So first of all we remember the following two important results

Theorem -of density

Between any two distinct real numbers there is a rational real number.

Theorem -of supremum/infimum

Any subset $X$ of $\Bbb R$ which has an upper/lower bound it has a supremum/infimum

Now let we prove that for any sequence $(x_n)_{n\in\Bbb N}$ of real numbers there exist a real number $x$ not belonging to it. So given the interval $[x_0-1,x_0]$ by the density theorem there exist two different real numbers $a_0$ and $b_0$ such that $$ x_0-1<a_0<b_0<x_0 $$ Now if $x_1$ lies to $[a_0,b_0]$ then with the density theorem we can find two different real number $a_1$ and $b_1$ such that $$ a_0<a_1<b_1<x_1<b_0 $$ Instead, if $x_1$ not lies to $[a_0,b_0]$ then we put $a_1=a_0$ and $b_1=b_0$.

DATA LINES:
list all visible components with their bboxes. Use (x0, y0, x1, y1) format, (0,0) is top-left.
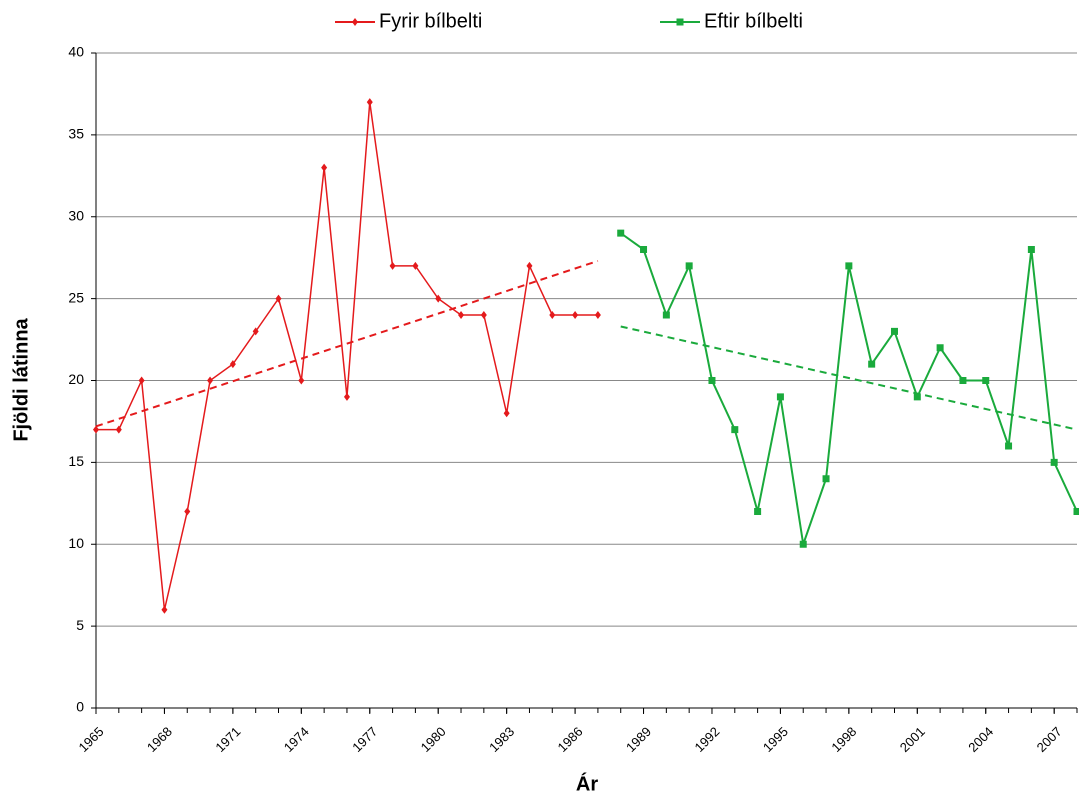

WORK INSTRUCTIONS:
• A. In the excerpt on real sequences, rewrite the stretch from "So first of" through "rational real number.", substituting "different" for "distinct".
• B. In the excerpt on real sequences, which interval is the density theorem first applied to?
• C. Carry the excerpt on real sequences forward from its final sentence.
The listing has no connection to the excerpt on real sequences.

RESPONSES PER TASK:
• A.
So first of all we remember the following two important results

Theorem -of density

Between any two different real numbers there is a rational real number.

• B. $[x_0-1,x_0]$

• C.
So in this way we can make an increasing sequence $(a_n)_{n\in\Bbb N}$ and a decreasing sequence $(b_n)_{n\in\Bbb N}$ such that $$ x_n\notin[a_n,b_n]\subset\dots\subset[a_0,b_0] $$ Now the above chain say us that two sequences are bounded so that they have a supremum $M$ and an infimum $m$.

So unfortunately I did not able to complete the proof: I tried to show that $M\le m$ because in this case it would be $$ x_n\notin [M,m] $$ for any $n\in\Bbb N$ since otherwise $x_n\in [a_n,b_n]$.

I point out I found the proof here but unfortunately is not well expalined so that I tried to rewrite them but I faild and so I tried to elaborate a similar proof but unfortunately I filed again.

So could someone help me to complete or to adjust the proof, please?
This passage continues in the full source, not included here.